+++ Records for this task
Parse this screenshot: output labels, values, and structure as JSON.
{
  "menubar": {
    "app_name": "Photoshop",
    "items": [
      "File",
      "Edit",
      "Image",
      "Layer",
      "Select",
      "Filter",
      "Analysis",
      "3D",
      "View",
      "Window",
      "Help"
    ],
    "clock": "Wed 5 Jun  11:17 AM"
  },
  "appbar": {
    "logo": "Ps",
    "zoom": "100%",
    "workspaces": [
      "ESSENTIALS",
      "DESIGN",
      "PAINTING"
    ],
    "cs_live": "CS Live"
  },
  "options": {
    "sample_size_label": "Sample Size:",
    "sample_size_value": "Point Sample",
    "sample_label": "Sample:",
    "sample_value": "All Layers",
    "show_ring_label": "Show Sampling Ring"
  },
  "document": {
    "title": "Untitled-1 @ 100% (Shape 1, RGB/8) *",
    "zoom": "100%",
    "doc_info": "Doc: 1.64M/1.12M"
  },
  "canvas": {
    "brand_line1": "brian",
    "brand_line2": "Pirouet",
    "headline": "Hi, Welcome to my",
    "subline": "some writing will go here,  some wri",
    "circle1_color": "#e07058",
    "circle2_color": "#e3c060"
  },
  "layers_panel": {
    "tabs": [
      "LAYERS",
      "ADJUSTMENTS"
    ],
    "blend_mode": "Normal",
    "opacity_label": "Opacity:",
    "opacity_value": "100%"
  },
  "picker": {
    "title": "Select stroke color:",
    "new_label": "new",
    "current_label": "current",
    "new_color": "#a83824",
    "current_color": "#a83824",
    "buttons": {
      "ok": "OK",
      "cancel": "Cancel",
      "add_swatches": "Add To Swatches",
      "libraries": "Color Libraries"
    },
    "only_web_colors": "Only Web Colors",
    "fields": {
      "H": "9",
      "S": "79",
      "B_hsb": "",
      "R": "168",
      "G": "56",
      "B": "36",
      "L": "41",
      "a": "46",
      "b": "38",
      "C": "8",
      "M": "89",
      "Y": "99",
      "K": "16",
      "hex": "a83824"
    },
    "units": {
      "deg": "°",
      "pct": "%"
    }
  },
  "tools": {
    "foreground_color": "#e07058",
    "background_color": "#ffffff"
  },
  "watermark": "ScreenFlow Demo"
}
++++++
Print the records above in full, exactly.

Parse this screenshot: output labels, values, and structure as JSON.
{
  "menubar": {
    "app_name": "Photoshop",
    "items": [
      "File",
      "Edit",
      "Image",
      "Layer",
      "Select",
      "Filter",
      "Analysis",
      "3D",
      "View",
      "Window",
      "Help"
    ],
    "clock": "Wed 5 Jun  11:17 AM"
  },
  "appbar": {
    "logo": "Ps",
    "zoom": "100%",
    "workspaces": [
      "ESSENTIALS",
      "DESIGN",
      "PAINTING"
    ],
    "cs_live": "CS Live"
  },
  "options": {
    "sample_size_label": "Sample Size:",
    "sample_size_value": "Point Sample",
    "sample_label": "Sample:",
    "sample_value": "All Layers",
    "show_ring_label": "Show Sampling Ring"
  },
  "document": {
    "title": "Untitled-1 @ 100% (Shape 1, RGB/8) *",
    "zoom": "100%",
    "doc_info": "Doc: 1.64M/1.12M"
  },
  "canvas": {
    "brand_line1": "brian",
    "brand_line2": "Pirouet",
    "headline": "Hi, Welcome to my",
    "subline": "some writing will go here,  some wri",
    "circle1_color": "#e07058",
    "circle2_color": "#e3c060"
  },
  "layers_panel": {
    "tabs": [
      "LAYERS",
      "ADJUSTMENTS"
    ],
    "blend_mode": "Normal",
    "opacity_label": "Opacity:",
    "opacity_value": "100%"
  },
  "picker": {
    "title": "Select stroke color:",
    "new_label": "new",
    "current_label": "current",
    "new_color": "#a83824",
    "current_color": "#a83824",
    "buttons": {
      "ok": "OK",
      "cancel": "Cancel",
      "add_swatches": "Add To Swatches",
      "libraries": "Color Libraries"
    },
    "only_web_colors": "Only Web Colors",
    "fields": {
      "H": "9",
      "S": "79",
      "B_hsb": "",
      "R": "168",
      "G": "56",
      "B": "36",
      "L": "41",
      "a": "46",
      "b": "38",
      "C": "8",
      "M": "89",
      "Y": "99",
      "K": "16",
      "hex": "a83824"
    },
    "units": {
      "deg": "°",
      "pct": "%"
    }
  },
  "tools": {
    "foreground_color": "#e07058",
    "background_color": "#ffffff"
  },
  "watermark": "ScreenFlow Demo"
}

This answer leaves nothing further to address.